→ WORK TO DO:
Without the pictures, output the records below word for word.

──────── DATASET EXCERPTS ────────

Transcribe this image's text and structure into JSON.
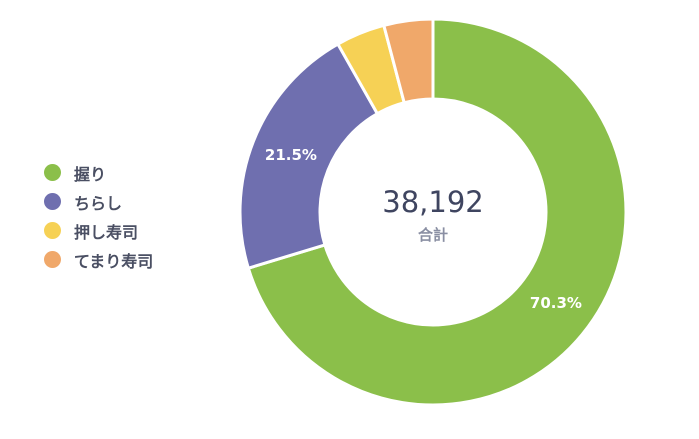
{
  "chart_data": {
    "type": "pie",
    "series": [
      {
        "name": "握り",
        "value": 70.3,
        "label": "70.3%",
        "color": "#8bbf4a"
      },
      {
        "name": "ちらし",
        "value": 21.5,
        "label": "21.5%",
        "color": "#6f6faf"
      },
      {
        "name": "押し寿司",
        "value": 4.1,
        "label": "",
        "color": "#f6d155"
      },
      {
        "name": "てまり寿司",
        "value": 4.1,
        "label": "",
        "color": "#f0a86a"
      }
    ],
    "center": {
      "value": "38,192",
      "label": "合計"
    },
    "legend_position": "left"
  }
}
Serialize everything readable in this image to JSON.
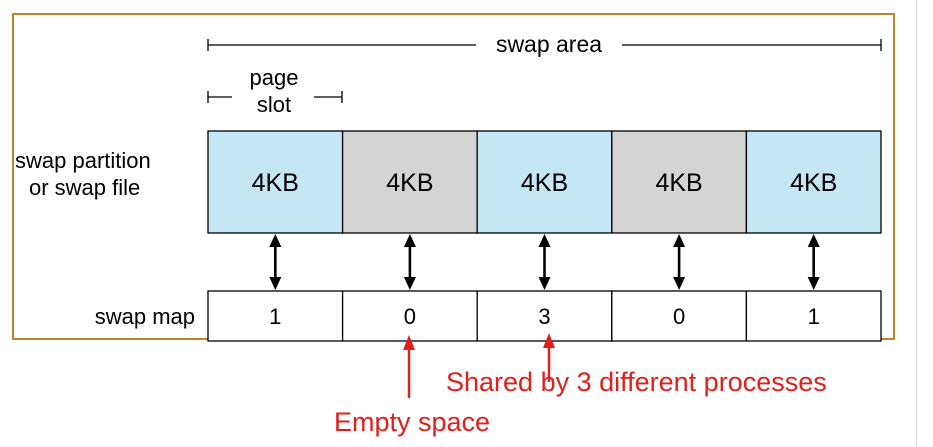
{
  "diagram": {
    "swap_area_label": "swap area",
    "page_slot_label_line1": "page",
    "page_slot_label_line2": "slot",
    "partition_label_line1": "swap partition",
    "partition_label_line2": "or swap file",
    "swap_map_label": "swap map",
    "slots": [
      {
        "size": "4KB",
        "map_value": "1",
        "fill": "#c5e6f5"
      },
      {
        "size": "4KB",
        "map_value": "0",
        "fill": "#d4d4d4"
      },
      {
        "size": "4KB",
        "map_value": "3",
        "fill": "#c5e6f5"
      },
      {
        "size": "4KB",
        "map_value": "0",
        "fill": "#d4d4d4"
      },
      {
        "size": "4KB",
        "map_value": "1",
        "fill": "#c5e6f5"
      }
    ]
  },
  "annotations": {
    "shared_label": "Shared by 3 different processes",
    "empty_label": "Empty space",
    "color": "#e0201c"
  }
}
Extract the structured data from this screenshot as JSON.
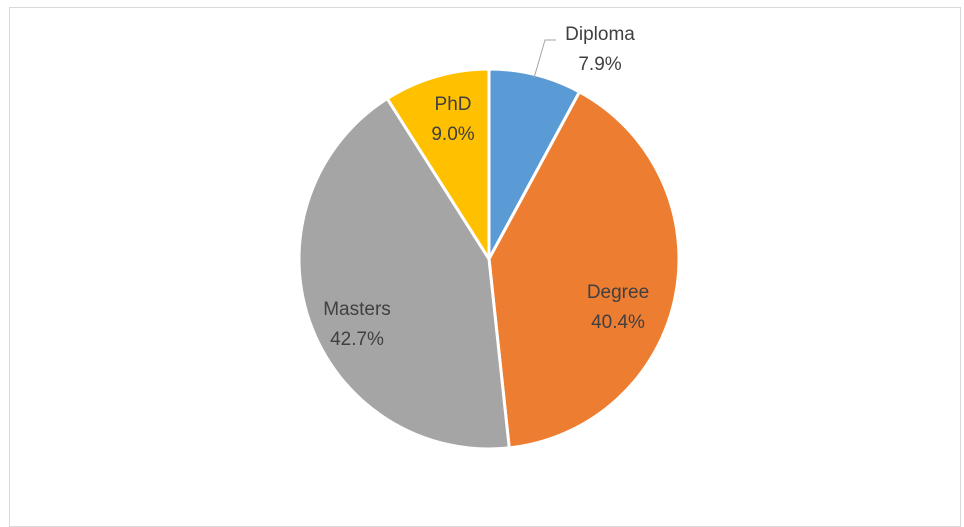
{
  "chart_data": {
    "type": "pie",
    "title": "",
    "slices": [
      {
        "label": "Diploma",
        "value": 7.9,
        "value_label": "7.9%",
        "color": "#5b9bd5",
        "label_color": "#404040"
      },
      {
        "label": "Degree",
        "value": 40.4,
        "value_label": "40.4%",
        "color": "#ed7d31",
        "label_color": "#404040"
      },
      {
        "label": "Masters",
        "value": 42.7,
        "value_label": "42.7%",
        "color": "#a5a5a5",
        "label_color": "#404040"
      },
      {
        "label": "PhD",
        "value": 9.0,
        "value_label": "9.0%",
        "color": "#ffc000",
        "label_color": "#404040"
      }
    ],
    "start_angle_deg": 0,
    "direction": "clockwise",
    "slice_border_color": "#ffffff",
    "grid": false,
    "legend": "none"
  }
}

────────

→ TASK RESULT:
Transcribe this image's text and structure into JSON.
{
  "chart_data": {
    "type": "pie",
    "series": [
      {
        "name": "握り",
        "value": 70.3,
        "label": "70.3%",
        "color": "#8bbf4a"
      },
      {
        "name": "ちらし",
        "value": 21.5,
        "label": "21.5%",
        "color": "#6f6faf"
      },
      {
        "name": "押し寿司",
        "value": 4.1,
        "label": "",
        "color": "#f6d155"
      },
      {
        "name": "てまり寿司",
        "value": 4.1,
        "label": "",
        "color": "#f0a86a"
      }
    ],
    "center": {
      "value": "38,192",
      "label": "合計"
    },
    "legend_position": "left"
  }
}
Serialize everything readable in this image to JSON.
{
  "diagram": {
    "swap_area_label": "swap area",
    "page_slot_label_line1": "page",
    "page_slot_label_line2": "slot",
    "partition_label_line1": "swap partition",
    "partition_label_line2": "or swap file",
    "swap_map_label": "swap map",
    "slots": [
      {
        "size": "4KB",
        "map_value": "1",
        "fill": "#c5e6f5"
      },
      {
        "size": "4KB",
        "map_value": "0",
        "fill": "#d4d4d4"
      },
      {
        "size": "4KB",
        "map_value": "3",
        "fill": "#c5e6f5"
      },
      {
        "size": "4KB",
        "map_value": "0",
        "fill": "#d4d4d4"
      },
      {
        "size": "4KB",
        "map_value": "1",
        "fill": "#c5e6f5"
      }
    ]
  },
  "annotations": {
    "shared_label": "Shared by 3 different processes",
    "empty_label": "Empty space",
    "color": "#e0201c"
  }
}
Extract the structured data from this screenshot as JSON.
{
  "chart_data": {
    "type": "pie",
    "title": "",
    "slices": [
      {
        "label": "Diploma",
        "value": 7.9,
        "value_label": "7.9%",
        "color": "#5b9bd5",
        "label_color": "#404040"
      },
      {
        "label": "Degree",
        "value": 40.4,
        "value_label": "40.4%",
        "color": "#ed7d31",
        "label_color": "#404040"
      },
      {
        "label": "Masters",
        "value": 42.7,
        "value_label": "42.7%",
        "color": "#a5a5a5",
        "label_color": "#404040"
      },
      {
        "label": "PhD",
        "value": 9.0,
        "value_label": "9.0%",
        "color": "#ffc000",
        "label_color": "#404040"
      }
    ],
    "start_angle_deg": 0,
    "direction": "clockwise",
    "slice_border_color": "#ffffff",
    "grid": false,
    "legend": "none"
  }
}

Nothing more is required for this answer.